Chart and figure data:
------------------------
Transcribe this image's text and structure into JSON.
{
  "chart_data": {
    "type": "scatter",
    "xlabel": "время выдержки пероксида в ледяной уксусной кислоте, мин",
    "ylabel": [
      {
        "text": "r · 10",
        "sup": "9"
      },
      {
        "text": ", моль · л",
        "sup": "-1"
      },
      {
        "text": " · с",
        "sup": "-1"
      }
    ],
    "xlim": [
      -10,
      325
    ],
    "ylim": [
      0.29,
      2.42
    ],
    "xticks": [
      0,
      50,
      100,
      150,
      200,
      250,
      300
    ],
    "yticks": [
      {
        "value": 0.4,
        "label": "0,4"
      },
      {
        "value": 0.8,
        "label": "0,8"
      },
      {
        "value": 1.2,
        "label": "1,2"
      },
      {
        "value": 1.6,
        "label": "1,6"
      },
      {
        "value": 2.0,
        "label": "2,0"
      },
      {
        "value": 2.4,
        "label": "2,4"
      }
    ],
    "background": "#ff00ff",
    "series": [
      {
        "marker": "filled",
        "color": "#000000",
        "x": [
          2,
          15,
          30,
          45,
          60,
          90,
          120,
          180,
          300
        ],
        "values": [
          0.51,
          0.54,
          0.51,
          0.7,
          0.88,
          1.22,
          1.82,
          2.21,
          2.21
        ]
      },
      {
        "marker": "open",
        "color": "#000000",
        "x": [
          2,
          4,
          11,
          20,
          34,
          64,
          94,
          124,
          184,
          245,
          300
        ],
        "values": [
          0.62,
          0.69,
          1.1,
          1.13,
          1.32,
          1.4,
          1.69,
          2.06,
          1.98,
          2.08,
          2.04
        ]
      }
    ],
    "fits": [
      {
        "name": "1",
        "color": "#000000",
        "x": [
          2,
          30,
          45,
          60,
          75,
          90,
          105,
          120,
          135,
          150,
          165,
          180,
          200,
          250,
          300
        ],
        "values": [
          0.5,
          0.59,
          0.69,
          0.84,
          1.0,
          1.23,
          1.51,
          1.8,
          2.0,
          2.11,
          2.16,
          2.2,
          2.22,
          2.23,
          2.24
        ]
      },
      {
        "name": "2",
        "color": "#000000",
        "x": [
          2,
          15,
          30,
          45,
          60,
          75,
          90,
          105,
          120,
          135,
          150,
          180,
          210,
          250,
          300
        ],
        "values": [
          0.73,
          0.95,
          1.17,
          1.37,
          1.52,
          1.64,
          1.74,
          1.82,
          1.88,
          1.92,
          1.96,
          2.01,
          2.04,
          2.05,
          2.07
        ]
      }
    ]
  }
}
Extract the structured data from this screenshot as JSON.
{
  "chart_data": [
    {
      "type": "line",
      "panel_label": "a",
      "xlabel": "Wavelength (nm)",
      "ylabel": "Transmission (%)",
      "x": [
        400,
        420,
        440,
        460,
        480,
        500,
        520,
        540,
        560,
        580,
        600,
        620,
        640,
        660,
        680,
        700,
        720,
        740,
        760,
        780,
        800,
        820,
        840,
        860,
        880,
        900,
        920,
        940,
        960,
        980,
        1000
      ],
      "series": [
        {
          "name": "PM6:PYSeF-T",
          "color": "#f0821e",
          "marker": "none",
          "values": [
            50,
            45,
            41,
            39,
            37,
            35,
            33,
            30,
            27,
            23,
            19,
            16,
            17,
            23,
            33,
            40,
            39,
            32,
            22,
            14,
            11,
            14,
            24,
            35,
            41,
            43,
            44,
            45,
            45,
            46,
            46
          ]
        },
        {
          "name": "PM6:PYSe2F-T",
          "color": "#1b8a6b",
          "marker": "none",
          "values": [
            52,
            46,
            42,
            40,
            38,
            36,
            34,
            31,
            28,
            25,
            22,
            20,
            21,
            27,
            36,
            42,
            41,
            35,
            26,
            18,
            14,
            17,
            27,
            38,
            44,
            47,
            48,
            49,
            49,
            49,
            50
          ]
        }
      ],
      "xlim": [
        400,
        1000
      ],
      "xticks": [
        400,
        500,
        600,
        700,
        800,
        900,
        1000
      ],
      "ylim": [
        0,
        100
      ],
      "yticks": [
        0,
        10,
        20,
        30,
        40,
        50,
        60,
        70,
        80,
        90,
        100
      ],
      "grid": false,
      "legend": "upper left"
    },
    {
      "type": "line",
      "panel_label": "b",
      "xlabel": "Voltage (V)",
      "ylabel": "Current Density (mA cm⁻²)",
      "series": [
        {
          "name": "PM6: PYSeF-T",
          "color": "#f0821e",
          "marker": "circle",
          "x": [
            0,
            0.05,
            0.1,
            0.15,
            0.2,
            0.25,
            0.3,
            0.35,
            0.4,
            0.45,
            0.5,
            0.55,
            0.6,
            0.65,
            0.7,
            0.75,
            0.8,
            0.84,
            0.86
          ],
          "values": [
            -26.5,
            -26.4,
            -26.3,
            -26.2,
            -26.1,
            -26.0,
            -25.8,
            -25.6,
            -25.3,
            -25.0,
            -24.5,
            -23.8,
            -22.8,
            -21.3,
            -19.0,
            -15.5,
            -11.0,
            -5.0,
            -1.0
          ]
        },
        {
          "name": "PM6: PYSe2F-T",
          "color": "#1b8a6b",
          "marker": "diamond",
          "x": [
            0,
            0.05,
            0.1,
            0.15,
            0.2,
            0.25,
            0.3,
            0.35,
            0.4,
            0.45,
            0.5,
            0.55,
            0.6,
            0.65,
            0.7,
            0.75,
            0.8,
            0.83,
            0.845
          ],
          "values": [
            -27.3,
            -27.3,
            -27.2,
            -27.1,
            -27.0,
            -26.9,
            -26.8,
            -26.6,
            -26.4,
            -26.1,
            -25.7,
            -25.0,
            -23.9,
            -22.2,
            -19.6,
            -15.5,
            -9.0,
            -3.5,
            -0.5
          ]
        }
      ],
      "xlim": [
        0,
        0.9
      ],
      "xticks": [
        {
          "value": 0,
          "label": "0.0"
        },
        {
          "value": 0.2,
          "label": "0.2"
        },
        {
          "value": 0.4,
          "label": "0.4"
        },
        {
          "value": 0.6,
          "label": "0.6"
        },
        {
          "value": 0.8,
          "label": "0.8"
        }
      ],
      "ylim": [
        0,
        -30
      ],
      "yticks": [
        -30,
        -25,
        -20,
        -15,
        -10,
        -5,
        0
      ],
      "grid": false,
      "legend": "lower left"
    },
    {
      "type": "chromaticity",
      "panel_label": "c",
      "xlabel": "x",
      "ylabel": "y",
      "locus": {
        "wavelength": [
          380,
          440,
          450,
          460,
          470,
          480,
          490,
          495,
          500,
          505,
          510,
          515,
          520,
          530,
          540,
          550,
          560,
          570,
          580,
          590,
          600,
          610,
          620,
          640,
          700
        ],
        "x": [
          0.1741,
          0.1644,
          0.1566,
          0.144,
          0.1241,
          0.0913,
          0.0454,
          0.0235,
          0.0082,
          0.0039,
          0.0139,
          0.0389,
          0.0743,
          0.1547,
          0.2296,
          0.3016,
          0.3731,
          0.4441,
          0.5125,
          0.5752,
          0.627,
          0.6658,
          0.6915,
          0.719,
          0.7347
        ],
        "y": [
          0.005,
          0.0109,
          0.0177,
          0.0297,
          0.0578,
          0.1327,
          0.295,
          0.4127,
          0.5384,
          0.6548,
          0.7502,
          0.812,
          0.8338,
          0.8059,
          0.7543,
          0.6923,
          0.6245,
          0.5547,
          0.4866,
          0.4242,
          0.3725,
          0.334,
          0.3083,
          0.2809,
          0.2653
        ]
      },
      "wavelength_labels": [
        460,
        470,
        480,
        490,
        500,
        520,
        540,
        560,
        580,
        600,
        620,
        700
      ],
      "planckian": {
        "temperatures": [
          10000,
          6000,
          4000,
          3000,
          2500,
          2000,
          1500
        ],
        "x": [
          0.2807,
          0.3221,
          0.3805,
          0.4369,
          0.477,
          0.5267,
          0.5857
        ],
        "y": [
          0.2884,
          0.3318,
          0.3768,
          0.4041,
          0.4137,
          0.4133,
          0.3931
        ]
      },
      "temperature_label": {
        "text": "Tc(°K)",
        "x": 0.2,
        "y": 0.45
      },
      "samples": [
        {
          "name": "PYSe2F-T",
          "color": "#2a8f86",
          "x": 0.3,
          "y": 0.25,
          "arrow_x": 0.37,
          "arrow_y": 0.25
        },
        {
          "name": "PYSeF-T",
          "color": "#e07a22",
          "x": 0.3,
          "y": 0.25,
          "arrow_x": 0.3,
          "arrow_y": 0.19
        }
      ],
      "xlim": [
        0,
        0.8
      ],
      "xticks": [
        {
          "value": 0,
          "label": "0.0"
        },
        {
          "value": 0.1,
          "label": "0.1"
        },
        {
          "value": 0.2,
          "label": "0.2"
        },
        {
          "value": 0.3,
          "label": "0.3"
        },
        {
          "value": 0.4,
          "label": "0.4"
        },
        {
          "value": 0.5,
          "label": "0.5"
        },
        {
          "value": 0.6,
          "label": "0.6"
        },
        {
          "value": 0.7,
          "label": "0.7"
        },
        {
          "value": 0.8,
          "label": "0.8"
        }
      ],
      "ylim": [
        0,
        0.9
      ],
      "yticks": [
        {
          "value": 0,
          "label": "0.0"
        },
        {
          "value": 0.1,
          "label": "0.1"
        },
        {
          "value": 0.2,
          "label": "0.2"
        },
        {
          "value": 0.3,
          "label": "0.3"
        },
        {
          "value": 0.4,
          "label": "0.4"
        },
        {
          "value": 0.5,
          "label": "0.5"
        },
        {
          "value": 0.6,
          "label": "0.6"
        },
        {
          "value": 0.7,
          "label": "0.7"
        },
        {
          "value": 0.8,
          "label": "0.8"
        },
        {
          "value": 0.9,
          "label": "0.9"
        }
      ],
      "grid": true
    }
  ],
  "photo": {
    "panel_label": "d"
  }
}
------------------------
TASK BRIEF:
Count the lines that include the word "type" and state the result as a bare number.

SOLUTION:
4